Problem details
Pull out every line with the word "packages".

Stored data
--- START ---

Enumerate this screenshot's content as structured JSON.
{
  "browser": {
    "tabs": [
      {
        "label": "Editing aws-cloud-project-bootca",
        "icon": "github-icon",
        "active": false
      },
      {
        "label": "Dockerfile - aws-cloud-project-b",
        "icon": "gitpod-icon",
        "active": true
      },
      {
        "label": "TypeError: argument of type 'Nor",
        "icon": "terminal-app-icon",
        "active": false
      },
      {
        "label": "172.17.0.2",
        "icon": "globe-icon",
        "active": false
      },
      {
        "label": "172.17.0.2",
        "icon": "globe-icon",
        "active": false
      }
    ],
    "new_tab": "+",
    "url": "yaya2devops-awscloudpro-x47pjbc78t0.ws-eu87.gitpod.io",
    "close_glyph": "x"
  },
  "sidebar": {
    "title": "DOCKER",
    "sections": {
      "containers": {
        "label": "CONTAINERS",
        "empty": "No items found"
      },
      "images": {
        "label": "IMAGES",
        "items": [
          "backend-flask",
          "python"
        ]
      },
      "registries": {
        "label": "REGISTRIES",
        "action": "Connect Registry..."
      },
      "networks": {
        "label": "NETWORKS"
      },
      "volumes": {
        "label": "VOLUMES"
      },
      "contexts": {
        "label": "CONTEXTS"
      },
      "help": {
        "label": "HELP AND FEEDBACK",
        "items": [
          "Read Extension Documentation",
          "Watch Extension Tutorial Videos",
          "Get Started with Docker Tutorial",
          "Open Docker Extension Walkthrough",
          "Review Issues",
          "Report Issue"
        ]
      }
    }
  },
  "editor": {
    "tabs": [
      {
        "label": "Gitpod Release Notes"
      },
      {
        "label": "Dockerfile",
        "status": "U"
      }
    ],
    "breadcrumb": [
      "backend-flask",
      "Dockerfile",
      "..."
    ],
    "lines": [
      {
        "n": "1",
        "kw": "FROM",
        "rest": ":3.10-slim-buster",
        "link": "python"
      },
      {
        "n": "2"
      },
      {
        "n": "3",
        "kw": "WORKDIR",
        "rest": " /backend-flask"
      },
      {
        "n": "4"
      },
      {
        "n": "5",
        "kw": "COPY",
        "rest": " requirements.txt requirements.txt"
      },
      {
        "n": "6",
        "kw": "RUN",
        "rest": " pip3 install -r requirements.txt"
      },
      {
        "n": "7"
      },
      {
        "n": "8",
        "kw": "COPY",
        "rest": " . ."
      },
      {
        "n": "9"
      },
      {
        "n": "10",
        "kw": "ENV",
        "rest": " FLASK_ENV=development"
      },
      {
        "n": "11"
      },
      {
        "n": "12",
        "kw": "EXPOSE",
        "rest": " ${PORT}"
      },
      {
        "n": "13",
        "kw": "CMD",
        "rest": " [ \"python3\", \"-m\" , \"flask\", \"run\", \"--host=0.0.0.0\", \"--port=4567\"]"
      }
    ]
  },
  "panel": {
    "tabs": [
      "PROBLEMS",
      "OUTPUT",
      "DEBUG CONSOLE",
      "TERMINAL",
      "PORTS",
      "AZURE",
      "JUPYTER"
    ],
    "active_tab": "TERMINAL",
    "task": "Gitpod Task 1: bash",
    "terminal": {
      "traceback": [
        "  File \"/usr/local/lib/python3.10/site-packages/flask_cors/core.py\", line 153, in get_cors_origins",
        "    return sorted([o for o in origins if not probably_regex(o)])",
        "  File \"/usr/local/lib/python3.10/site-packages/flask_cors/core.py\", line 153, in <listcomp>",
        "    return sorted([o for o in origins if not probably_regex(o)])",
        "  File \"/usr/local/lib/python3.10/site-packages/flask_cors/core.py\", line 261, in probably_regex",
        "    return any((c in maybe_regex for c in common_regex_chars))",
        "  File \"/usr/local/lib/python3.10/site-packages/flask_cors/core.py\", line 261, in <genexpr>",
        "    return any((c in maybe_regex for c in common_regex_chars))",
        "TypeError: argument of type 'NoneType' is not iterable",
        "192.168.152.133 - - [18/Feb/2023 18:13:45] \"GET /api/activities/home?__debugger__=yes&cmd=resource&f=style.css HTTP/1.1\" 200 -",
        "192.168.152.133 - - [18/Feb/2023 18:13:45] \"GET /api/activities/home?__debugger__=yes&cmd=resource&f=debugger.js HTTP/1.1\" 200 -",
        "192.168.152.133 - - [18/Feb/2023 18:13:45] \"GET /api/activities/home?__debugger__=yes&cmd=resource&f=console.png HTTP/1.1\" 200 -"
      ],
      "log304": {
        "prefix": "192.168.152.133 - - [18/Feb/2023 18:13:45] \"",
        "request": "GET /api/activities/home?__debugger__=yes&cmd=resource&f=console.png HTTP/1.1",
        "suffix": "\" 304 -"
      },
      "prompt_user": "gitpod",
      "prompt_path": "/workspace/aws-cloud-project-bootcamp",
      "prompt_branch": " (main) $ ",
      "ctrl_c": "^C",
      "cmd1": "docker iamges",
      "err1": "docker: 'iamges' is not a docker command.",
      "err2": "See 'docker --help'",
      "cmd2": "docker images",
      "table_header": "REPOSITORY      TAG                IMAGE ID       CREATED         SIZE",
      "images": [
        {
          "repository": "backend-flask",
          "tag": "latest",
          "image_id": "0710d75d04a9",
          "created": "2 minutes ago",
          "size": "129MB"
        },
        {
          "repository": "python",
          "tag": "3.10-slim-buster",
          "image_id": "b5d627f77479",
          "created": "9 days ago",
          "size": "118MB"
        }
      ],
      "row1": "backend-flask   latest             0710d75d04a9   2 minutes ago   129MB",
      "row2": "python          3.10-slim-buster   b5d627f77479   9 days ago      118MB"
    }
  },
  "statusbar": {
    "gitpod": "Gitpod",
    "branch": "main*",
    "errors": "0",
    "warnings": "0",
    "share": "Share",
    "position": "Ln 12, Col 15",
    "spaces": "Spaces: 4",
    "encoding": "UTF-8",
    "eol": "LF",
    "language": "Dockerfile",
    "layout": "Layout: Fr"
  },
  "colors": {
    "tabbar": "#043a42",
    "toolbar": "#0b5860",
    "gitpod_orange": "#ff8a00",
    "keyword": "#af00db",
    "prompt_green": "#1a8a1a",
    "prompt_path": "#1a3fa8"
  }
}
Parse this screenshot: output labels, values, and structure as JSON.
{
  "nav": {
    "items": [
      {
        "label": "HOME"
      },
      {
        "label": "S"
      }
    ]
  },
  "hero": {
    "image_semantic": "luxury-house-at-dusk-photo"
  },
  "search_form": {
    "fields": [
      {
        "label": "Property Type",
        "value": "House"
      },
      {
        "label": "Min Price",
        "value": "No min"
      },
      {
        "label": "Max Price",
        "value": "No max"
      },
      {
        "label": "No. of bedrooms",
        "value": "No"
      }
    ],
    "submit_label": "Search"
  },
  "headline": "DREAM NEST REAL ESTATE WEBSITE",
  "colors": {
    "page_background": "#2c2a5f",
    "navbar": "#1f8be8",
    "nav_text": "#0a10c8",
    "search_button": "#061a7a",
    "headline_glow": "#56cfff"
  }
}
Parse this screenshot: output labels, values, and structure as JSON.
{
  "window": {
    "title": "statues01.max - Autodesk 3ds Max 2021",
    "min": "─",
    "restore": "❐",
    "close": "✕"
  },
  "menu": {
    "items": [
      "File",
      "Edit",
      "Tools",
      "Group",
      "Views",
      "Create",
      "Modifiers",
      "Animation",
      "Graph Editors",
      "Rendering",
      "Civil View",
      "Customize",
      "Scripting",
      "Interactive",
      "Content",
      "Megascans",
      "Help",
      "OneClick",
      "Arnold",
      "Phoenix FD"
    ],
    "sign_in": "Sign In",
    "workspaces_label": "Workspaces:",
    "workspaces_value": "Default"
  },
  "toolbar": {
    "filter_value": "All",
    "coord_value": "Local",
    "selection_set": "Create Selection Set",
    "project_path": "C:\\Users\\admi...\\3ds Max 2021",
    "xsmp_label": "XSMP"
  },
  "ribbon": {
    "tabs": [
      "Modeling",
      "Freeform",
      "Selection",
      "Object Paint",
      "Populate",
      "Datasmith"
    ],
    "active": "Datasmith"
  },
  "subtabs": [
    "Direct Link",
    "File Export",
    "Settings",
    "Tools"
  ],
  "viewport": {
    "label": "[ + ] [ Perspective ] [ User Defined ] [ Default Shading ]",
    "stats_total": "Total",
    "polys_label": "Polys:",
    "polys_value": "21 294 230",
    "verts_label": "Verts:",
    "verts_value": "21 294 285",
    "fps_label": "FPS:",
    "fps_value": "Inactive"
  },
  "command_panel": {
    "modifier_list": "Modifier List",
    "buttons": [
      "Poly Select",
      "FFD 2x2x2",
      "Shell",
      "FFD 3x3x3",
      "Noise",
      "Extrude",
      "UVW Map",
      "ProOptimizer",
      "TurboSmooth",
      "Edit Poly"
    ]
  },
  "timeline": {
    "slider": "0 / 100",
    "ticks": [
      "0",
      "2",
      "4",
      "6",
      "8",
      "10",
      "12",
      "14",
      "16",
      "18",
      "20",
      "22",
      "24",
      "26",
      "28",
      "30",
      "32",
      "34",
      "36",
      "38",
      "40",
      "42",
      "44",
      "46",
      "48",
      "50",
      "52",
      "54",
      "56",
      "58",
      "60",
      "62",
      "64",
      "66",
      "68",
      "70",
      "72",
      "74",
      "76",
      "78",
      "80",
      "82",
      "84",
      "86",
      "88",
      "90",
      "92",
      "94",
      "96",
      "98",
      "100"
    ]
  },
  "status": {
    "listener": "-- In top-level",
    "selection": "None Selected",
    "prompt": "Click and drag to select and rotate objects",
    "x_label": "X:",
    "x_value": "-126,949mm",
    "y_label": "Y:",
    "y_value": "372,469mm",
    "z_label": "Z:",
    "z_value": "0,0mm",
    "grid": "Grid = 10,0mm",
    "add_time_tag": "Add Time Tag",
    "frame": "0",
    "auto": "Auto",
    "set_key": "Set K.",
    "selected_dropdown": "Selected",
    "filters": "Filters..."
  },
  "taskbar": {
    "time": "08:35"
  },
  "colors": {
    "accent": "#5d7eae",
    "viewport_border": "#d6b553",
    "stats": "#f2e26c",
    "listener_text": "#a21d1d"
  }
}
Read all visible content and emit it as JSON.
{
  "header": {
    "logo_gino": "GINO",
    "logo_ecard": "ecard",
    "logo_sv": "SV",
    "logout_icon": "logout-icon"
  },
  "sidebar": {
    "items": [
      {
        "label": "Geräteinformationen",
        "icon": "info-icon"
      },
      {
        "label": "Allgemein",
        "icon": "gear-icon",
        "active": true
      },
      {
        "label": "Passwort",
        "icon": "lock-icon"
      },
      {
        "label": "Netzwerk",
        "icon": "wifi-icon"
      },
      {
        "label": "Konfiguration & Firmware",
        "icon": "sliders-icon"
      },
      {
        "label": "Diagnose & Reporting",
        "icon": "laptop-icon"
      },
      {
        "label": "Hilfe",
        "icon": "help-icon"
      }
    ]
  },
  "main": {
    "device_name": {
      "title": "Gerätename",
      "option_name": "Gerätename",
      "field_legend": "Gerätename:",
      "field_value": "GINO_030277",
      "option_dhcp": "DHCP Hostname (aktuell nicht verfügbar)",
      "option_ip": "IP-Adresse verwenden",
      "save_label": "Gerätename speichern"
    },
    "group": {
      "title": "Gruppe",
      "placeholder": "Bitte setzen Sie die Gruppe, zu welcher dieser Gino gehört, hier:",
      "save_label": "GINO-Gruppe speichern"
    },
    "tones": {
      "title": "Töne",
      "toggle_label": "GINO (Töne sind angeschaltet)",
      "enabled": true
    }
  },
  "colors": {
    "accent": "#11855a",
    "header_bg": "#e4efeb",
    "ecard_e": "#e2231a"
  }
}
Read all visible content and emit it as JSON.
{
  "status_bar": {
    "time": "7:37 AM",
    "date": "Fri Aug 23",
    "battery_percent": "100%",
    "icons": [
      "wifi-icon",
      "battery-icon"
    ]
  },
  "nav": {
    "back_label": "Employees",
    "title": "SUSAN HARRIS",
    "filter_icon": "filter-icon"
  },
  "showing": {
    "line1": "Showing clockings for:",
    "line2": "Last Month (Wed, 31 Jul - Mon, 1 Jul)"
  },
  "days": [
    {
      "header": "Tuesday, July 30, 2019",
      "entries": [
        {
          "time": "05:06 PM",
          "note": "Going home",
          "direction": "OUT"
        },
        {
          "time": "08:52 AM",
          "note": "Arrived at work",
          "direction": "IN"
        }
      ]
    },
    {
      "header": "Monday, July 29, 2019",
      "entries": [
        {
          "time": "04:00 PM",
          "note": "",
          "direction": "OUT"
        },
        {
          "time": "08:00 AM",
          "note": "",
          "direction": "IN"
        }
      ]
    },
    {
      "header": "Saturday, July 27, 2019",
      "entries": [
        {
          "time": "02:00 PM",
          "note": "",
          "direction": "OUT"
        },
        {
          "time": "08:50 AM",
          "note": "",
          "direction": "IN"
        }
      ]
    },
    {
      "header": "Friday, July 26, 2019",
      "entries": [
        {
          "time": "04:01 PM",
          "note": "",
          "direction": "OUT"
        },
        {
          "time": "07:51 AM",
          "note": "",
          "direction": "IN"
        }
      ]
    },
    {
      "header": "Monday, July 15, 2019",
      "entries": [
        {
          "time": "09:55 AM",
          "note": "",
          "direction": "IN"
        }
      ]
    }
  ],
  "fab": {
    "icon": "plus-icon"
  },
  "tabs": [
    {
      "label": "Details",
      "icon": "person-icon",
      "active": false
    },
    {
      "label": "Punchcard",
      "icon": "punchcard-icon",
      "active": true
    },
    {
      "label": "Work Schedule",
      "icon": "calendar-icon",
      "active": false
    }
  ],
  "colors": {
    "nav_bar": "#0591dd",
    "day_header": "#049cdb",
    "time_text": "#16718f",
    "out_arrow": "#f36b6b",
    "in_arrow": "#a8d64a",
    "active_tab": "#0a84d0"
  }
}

--- END ---

Task solution
        "  File \"/usr/local/lib/python3.10/site-packages/flask_cors/core.py\", line 153, in get_cors_origins",
        "  File \"/usr/local/lib/python3.10/site-packages/flask_cors/core.py\", line 153, in <listcomp>",
        "  File \"/usr/local/lib/python3.10/site-packages/flask_cors/core.py\", line 261, in probably_regex",
        "  File \"/usr/local/lib/python3.10/site-packages/flask_cors/core.py\", line 261, in <genexpr>",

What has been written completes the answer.